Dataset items
+++

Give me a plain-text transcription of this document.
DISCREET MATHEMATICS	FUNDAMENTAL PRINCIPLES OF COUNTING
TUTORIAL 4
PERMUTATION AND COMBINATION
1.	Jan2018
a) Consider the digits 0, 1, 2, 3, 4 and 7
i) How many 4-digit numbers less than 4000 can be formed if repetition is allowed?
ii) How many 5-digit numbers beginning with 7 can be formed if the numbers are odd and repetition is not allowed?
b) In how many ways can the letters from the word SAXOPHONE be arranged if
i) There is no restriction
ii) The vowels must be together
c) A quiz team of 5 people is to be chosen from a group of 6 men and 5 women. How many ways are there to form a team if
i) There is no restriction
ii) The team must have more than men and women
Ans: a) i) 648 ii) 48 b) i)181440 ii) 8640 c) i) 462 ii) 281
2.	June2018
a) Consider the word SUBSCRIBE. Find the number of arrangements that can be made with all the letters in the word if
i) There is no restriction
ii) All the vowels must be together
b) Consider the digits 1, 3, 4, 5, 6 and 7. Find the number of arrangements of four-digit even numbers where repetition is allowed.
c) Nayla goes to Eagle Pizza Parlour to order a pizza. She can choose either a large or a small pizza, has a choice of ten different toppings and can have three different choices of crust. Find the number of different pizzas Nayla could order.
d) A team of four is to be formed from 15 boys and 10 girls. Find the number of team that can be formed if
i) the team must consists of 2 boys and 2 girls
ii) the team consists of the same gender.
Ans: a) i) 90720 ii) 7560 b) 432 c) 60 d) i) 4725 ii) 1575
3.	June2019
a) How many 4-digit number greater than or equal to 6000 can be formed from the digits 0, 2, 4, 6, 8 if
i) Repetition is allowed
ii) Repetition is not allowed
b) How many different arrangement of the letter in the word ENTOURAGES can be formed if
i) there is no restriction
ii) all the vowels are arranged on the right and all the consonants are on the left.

+++

- **What the exercise asks**
Among the records above, find each line holding the string "than" and pull it out.

- **Answer to the problem**
i) How many 4-digit numbers less than 4000 can be formed if repetition is allowed?
ii) The team must have more than men and women
a) How many 4-digit number greater than or equal to 6000 can be formed from the digits 0, 2, 4, 6, 8 if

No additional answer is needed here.